=== PROVIDED DATA ===

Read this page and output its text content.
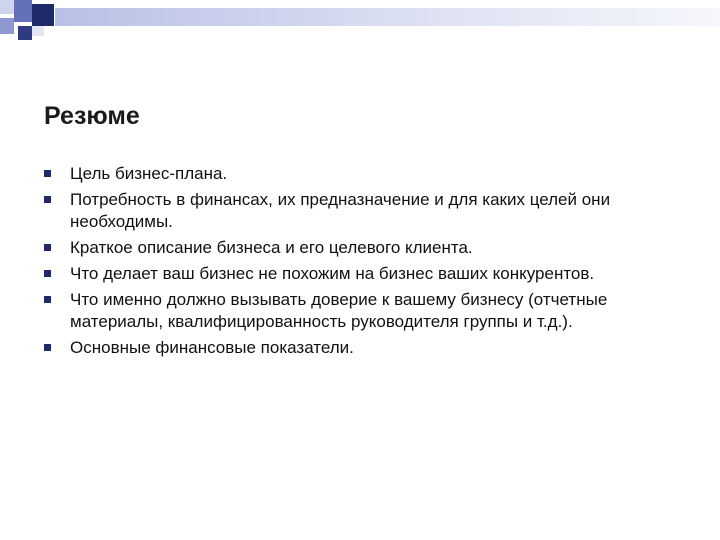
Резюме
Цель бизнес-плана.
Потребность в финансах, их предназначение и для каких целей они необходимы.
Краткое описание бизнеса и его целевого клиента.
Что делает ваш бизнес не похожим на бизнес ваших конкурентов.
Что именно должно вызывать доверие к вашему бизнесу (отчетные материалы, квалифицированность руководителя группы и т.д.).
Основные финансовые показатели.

===
=== PROVIDED DATA ===

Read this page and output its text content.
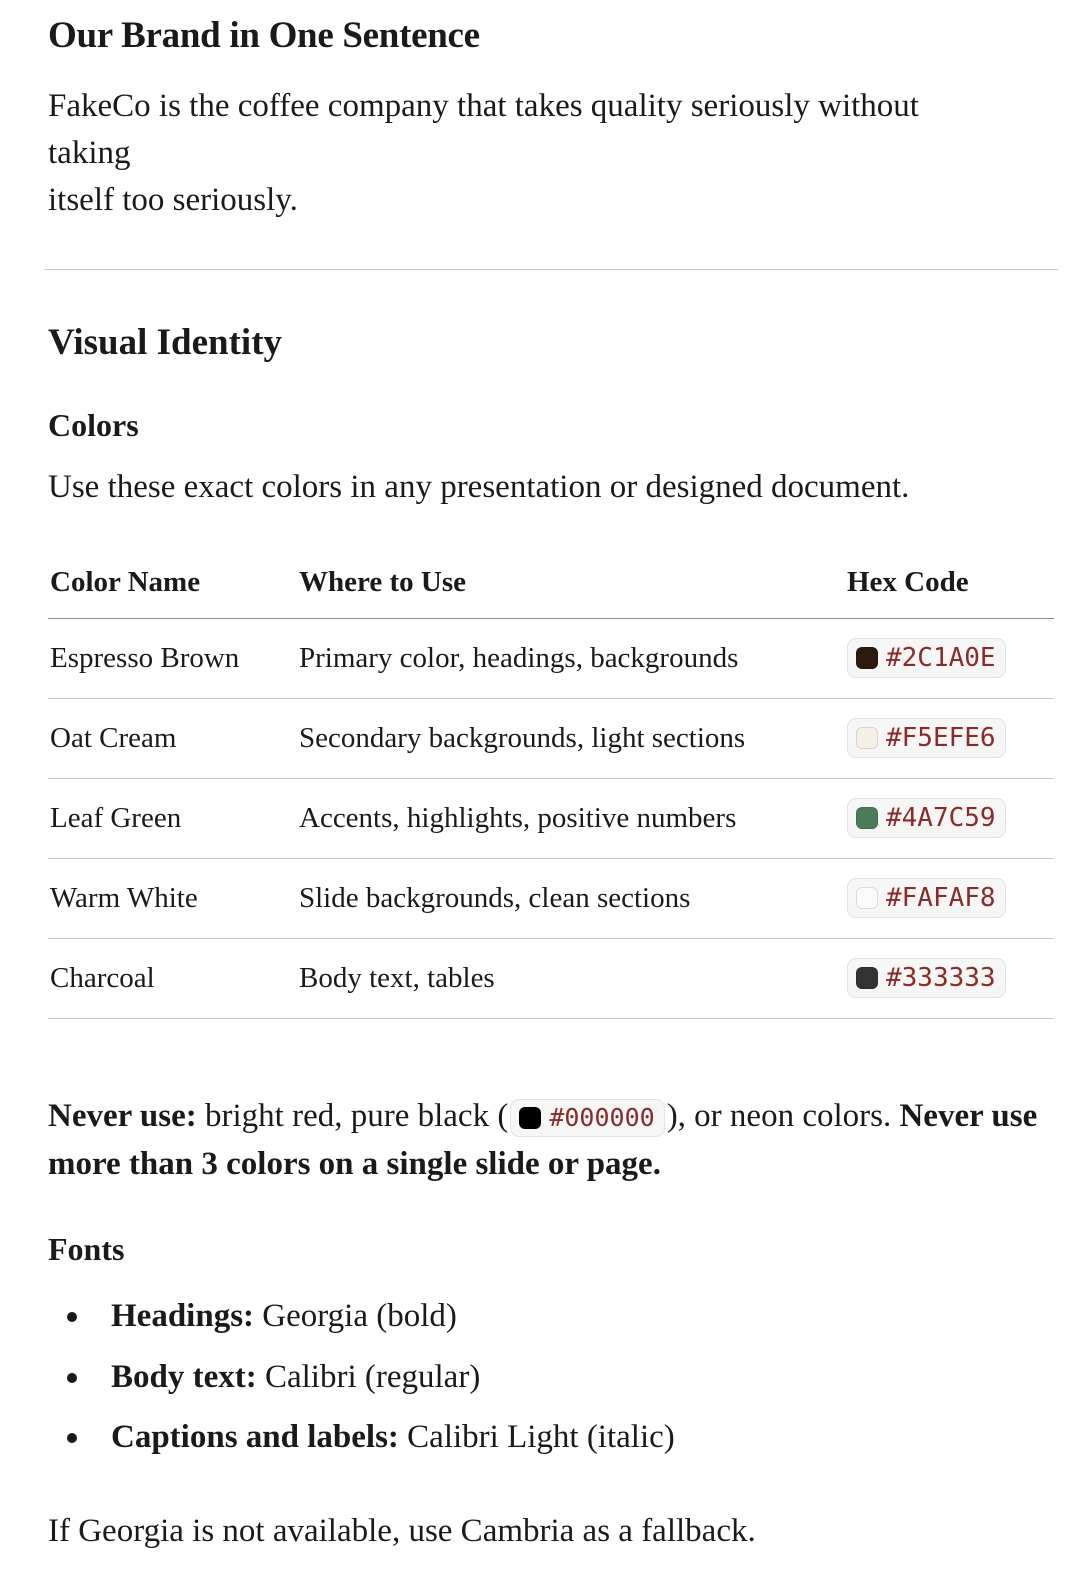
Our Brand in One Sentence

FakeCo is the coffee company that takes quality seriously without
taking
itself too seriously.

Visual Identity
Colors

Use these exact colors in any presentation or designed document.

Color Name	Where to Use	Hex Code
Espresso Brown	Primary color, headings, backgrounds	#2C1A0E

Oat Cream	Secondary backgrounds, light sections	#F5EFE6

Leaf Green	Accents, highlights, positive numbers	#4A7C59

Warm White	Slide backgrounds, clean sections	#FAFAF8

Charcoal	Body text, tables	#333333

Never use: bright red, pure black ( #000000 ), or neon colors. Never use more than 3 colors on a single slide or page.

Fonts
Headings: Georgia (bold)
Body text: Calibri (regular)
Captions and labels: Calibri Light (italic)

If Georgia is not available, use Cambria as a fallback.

===

◆ **PROMPT**:
Return each line among the entries that holds the word "sections".

◆ **PROBLEM SOLUTION**:
Oat Cream	Secondary backgrounds, light sections	#F5EFE6
Warm White	Slide backgrounds, clean sections	#FAFAF8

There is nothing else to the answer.